◆ Supplied material ◆
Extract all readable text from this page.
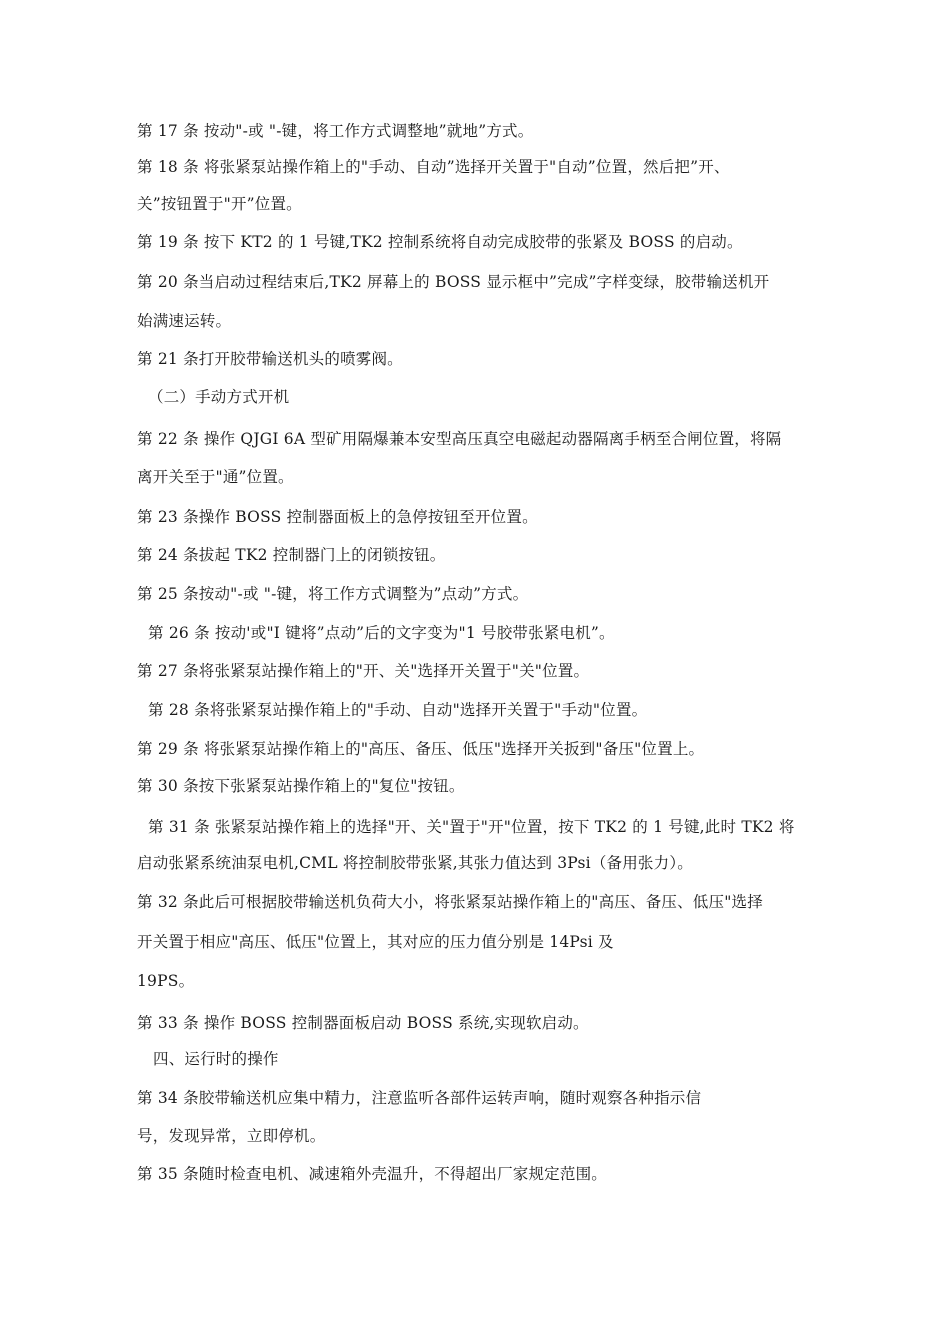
第 17 条 按动"-或 "-键，将工作方式调整地”就地”方式。
第 18 条 将张紧泵站操作箱上的"手动、自动”选择开关置于"自动”位置，然后把”开、
关”按钮置于"开”位置。
第 19 条 按下 KT2 的 1 号键,TK2 控制系统将自动完成胶带的张紧及 BOSS 的启动。
第 20 条当启动过程结束后,TK2 屏幕上的 BOSS 显示框中”完成”字样变绿，胶带输送机开
始满速运转。
第 21 条打开胶带输送机头的喷雾阀。
（二）手动方式开机
第 22 条 操作 QJGI 6A 型矿用隔爆兼本安型高压真空电磁起动器隔离手柄至合闸位置，将隔
离开关至于"通”位置。
第 23 条操作 BOSS 控制器面板上的急停按钮至开位置。
第 24 条拔起 TK2 控制器门上的闭锁按钮。
第 25 条按动"-或 "-键，将工作方式调整为”点动”方式。
第 26 条 按动'或"I 键将”点动”后的文字变为"1 号胶带张紧电机”。
第 27 条将张紧泵站操作箱上的"开、关"选择开关置于"关"位置。
第 28 条将张紧泵站操作箱上的"手动、自动"选择开关置于"手动"位置。
第 29 条 将张紧泵站操作箱上的"高压、备压、低压"选择开关扳到"备压"位置上。
第 30 条按下张紧泵站操作箱上的"复位"按钮。
第 31 条 张紧泵站操作箱上的选择"开、关"置于"开"位置，按下 TK2 的 1 号键,此时 TK2 将
启动张紧系统油泵电机,CML 将控制胶带张紧,其张力值达到 3Psi（备用张力）。
第 32 条此后可根据胶带输送机负荷大小，将张紧泵站操作箱上的"高压、备压、低压"选择
开关置于相应"高压、低压"位置上，其对应的压力值分别是 14Psi 及
19PS。
第 33 条 操作 BOSS 控制器面板启动 BOSS 系统,实现软启动。
四、运行时的操作
第 34 条胶带输送机应集中精力，注意监听各部件运转声响，随时观察各种指示信
号，发现异常，立即停机。
第 35 条随时检查电机、减速箱外壳温升，不得超出厂家规定范围。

◆ Given problem ◆
Copy the material above in full and exactly, skipping pictures.

◆ Result of the task ◆
Extract all readable text from this page.
第 17 条 按动"-或 "-键，将工作方式调整地”就地”方式。
第 18 条 将张紧泵站操作箱上的"手动、自动”选择开关置于"自动”位置，然后把”开、
关”按钮置于"开”位置。
第 19 条 按下 KT2 的 1 号键,TK2 控制系统将自动完成胶带的张紧及 BOSS 的启动。
第 20 条当启动过程结束后,TK2 屏幕上的 BOSS 显示框中”完成”字样变绿，胶带输送机开
始满速运转。
第 21 条打开胶带输送机头的喷雾阀。
（二）手动方式开机
第 22 条 操作 QJGI 6A 型矿用隔爆兼本安型高压真空电磁起动器隔离手柄至合闸位置，将隔
离开关至于"通”位置。
第 23 条操作 BOSS 控制器面板上的急停按钮至开位置。
第 24 条拔起 TK2 控制器门上的闭锁按钮。
第 25 条按动"-或 "-键，将工作方式调整为”点动”方式。
第 26 条 按动'或"I 键将”点动”后的文字变为"1 号胶带张紧电机”。
第 27 条将张紧泵站操作箱上的"开、关"选择开关置于"关"位置。
第 28 条将张紧泵站操作箱上的"手动、自动"选择开关置于"手动"位置。
第 29 条 将张紧泵站操作箱上的"高压、备压、低压"选择开关扳到"备压"位置上。
第 30 条按下张紧泵站操作箱上的"复位"按钮。
第 31 条 张紧泵站操作箱上的选择"开、关"置于"开"位置，按下 TK2 的 1 号键,此时 TK2 将
启动张紧系统油泵电机,CML 将控制胶带张紧,其张力值达到 3Psi（备用张力）。
第 32 条此后可根据胶带输送机负荷大小，将张紧泵站操作箱上的"高压、备压、低压"选择
开关置于相应"高压、低压"位置上，其对应的压力值分别是 14Psi 及
19PS。
第 33 条 操作 BOSS 控制器面板启动 BOSS 系统,实现软启动。
四、运行时的操作
第 34 条胶带输送机应集中精力，注意监听各部件运转声响，随时观察各种指示信
号，发现异常，立即停机。
第 35 条随时检查电机、减速箱外壳温升，不得超出厂家规定范围。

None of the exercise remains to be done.